__What is needed__
Copy the lines that follow, keeping every character the same.
----------------
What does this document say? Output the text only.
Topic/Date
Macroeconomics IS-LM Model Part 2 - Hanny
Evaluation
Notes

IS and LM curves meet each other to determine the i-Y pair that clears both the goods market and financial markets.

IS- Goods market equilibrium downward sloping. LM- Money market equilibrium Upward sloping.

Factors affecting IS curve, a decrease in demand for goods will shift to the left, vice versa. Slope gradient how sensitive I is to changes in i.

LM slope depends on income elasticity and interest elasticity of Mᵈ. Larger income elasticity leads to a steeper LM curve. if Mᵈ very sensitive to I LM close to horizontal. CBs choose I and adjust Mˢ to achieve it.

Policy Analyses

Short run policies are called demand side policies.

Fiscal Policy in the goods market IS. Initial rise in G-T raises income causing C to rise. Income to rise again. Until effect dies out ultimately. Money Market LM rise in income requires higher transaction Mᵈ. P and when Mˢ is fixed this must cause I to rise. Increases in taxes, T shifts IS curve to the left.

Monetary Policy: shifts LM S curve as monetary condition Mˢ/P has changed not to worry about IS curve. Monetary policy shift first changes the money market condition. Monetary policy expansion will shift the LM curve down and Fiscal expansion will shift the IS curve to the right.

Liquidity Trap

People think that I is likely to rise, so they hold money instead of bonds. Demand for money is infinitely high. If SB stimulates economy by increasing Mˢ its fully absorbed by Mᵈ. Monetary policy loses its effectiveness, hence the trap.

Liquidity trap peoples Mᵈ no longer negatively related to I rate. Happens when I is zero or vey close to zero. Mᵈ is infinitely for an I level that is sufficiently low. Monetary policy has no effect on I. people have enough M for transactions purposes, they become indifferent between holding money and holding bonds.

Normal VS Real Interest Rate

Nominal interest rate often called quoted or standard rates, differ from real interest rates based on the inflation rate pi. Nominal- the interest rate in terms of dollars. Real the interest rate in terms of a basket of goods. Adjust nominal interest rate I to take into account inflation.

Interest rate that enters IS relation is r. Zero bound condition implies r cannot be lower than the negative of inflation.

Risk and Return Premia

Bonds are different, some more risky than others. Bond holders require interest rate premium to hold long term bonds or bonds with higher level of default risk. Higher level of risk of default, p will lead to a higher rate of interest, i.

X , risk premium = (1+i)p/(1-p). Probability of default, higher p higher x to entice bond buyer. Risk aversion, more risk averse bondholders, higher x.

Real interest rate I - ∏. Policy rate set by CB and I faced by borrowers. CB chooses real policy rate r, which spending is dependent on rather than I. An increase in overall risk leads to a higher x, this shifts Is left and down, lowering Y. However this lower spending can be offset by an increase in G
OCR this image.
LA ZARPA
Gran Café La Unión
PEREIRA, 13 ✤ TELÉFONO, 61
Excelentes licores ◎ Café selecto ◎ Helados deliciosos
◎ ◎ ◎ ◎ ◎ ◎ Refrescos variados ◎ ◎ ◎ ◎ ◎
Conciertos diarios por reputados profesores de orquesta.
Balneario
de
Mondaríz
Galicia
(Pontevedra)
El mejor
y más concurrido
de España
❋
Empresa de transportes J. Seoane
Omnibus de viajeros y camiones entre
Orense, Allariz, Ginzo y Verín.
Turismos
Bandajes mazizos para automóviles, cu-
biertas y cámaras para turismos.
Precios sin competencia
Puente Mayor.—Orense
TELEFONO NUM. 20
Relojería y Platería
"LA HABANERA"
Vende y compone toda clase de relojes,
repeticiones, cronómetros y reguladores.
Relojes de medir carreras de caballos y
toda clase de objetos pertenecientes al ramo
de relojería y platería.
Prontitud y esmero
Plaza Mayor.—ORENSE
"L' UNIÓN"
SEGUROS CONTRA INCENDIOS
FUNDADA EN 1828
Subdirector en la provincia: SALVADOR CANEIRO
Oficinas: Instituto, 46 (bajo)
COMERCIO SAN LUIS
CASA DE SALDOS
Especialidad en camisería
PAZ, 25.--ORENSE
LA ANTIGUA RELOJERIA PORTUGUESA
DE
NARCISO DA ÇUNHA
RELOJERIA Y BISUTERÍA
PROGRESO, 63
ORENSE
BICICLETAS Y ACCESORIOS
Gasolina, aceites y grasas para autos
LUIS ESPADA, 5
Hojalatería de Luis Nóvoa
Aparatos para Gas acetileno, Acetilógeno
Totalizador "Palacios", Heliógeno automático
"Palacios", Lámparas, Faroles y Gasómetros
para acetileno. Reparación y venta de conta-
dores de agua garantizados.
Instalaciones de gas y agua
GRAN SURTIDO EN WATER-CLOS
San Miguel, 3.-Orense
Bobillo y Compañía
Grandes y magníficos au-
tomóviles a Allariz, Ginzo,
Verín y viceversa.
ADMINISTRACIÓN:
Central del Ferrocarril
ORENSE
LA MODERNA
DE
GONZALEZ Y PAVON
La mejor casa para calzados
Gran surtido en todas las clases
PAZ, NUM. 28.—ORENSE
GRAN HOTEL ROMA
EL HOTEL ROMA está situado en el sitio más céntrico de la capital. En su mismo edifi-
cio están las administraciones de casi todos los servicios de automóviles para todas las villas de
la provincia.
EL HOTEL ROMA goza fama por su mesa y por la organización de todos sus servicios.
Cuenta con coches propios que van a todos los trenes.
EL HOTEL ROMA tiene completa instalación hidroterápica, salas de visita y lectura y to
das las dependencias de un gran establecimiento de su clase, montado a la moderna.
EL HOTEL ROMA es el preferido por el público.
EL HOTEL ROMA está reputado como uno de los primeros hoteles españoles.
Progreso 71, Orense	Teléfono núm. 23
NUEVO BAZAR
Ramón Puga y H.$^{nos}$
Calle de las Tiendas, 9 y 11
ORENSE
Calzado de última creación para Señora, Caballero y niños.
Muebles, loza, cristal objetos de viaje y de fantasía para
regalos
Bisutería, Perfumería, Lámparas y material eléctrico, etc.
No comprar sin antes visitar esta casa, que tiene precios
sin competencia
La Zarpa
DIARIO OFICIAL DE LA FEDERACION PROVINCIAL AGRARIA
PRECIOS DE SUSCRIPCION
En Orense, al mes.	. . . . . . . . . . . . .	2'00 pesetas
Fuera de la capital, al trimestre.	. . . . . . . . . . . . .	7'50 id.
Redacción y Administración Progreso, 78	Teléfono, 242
----------------
__Full response__
What does this document say? Output the text only.
Topic/Date
Macroeconomics IS-LM Model Part 2 - Hanny
Evaluation
Notes

IS and LM curves meet each other to determine the i-Y pair that clears both the goods market and financial markets.

IS- Goods market equilibrium downward sloping. LM- Money market equilibrium Upward sloping.

Factors affecting IS curve, a decrease in demand for goods will shift to the left, vice versa. Slope gradient how sensitive I is to changes in i.

LM slope depends on income elasticity and interest elasticity of Mᵈ. Larger income elasticity leads to a steeper LM curve. if Mᵈ very sensitive to I LM close to horizontal. CBs choose I and adjust Mˢ to achieve it.

Policy Analyses

Short run policies are called demand side policies.

Fiscal Policy in the goods market IS. Initial rise in G-T raises income causing C to rise. Income to rise again. Until effect dies out ultimately. Money Market LM rise in income requires higher transaction Mᵈ. P and when Mˢ is fixed this must cause I to rise. Increases in taxes, T shifts IS curve to the left.

Monetary Policy: shifts LM S curve as monetary condition Mˢ/P has changed not to worry about IS curve. Monetary policy shift first changes the money market condition. Monetary policy expansion will shift the LM curve down and Fiscal expansion will shift the IS curve to the right.

Liquidity Trap

People think that I is likely to rise, so they hold money instead of bonds. Demand for money is infinitely high. If SB stimulates economy by increasing Mˢ its fully absorbed by Mᵈ. Monetary policy loses its effectiveness, hence the trap.

Liquidity trap peoples Mᵈ no longer negatively related to I rate. Happens when I is zero or vey close to zero. Mᵈ is infinitely for an I level that is sufficiently low. Monetary policy has no effect on I. people have enough M for transactions purposes, they become indifferent between holding money and holding bonds.

Normal VS Real Interest Rate

Nominal interest rate often called quoted or standard rates, differ from real interest rates based on the inflation rate pi. Nominal- the interest rate in terms of dollars. Real the interest rate in terms of a basket of goods. Adjust nominal interest rate I to take into account inflation.

Interest rate that enters IS relation is r. Zero bound condition implies r cannot be lower than the negative of inflation.

Risk and Return Premia

Bonds are different, some more risky than others. Bond holders require interest rate premium to hold long term bonds or bonds with higher level of default risk. Higher level of risk of default, p will lead to a higher rate of interest, i.

X , risk premium = (1+i)p/(1-p). Probability of default, higher p higher x to entice bond buyer. Risk aversion, more risk averse bondholders, higher x.

Real interest rate I - ∏. Policy rate set by CB and I faced by borrowers. CB chooses real policy rate r, which spending is dependent on rather than I. An increase in overall risk leads to a higher x, this shifts Is left and down, lowering Y. However this lower spending can be offset by an increase in G
OCR this image.
LA ZARPA
Gran Café La Unión
PEREIRA, 13 ✤ TELÉFONO, 61
Excelentes licores ◎ Café selecto ◎ Helados deliciosos
◎ ◎ ◎ ◎ ◎ ◎ Refrescos variados ◎ ◎ ◎ ◎ ◎
Conciertos diarios por reputados profesores de orquesta.
Balneario
de
Mondaríz
Galicia
(Pontevedra)
El mejor
y más concurrido
de España
❋
Empresa de transportes J. Seoane
Omnibus de viajeros y camiones entre
Orense, Allariz, Ginzo y Verín.
Turismos
Bandajes mazizos para automóviles, cu-
biertas y cámaras para turismos.
Precios sin competencia
Puente Mayor.—Orense
TELEFONO NUM. 20
Relojería y Platería
"LA HABANERA"
Vende y compone toda clase de relojes,
repeticiones, cronómetros y reguladores.
Relojes de medir carreras de caballos y
toda clase de objetos pertenecientes al ramo
de relojería y platería.
Prontitud y esmero
Plaza Mayor.—ORENSE
"L' UNIÓN"
SEGUROS CONTRA INCENDIOS
FUNDADA EN 1828
Subdirector en la provincia: SALVADOR CANEIRO
Oficinas: Instituto, 46 (bajo)
COMERCIO SAN LUIS
CASA DE SALDOS
Especialidad en camisería
PAZ, 25.--ORENSE
LA ANTIGUA RELOJERIA PORTUGUESA
DE
NARCISO DA ÇUNHA
RELOJERIA Y BISUTERÍA
PROGRESO, 63
ORENSE
BICICLETAS Y ACCESORIOS
Gasolina, aceites y grasas para autos
LUIS ESPADA, 5
Hojalatería de Luis Nóvoa
Aparatos para Gas acetileno, Acetilógeno
Totalizador "Palacios", Heliógeno automático
"Palacios", Lámparas, Faroles y Gasómetros
para acetileno. Reparación y venta de conta-
dores de agua garantizados.
Instalaciones de gas y agua
GRAN SURTIDO EN WATER-CLOS
San Miguel, 3.-Orense
Bobillo y Compañía
Grandes y magníficos au-
tomóviles a Allariz, Ginzo,
Verín y viceversa.
ADMINISTRACIÓN:
Central del Ferrocarril
ORENSE
LA MODERNA
DE
GONZALEZ Y PAVON
La mejor casa para calzados
Gran surtido en todas las clases
PAZ, NUM. 28.—ORENSE
GRAN HOTEL ROMA
EL HOTEL ROMA está situado en el sitio más céntrico de la capital. En su mismo edifi-
cio están las administraciones de casi todos los servicios de automóviles para todas las villas de
la provincia.
EL HOTEL ROMA goza fama por su mesa y por la organización de todos sus servicios.
Cuenta con coches propios que van a todos los trenes.
EL HOTEL ROMA tiene completa instalación hidroterápica, salas de visita y lectura y to
das las dependencias de un gran establecimiento de su clase, montado a la moderna.
EL HOTEL ROMA es el preferido por el público.
EL HOTEL ROMA está reputado como uno de los primeros hoteles españoles.
Progreso 71, Orense	Teléfono núm. 23
NUEVO BAZAR
Ramón Puga y H.$^{nos}$
Calle de las Tiendas, 9 y 11
ORENSE
Calzado de última creación para Señora, Caballero y niños.
Muebles, loza, cristal objetos de viaje y de fantasía para
regalos
Bisutería, Perfumería, Lámparas y material eléctrico, etc.
No comprar sin antes visitar esta casa, que tiene precios
sin competencia
La Zarpa
DIARIO OFICIAL DE LA FEDERACION PROVINCIAL AGRARIA
PRECIOS DE SUSCRIPCION
En Orense, al mes.	. . . . . . . . . . . . .	2'00 pesetas
Fuera de la capital, al trimestre.	. . . . . . . . . . . . .	7'50 id.
Redacción y Administración Progreso, 78	Teléfono, 242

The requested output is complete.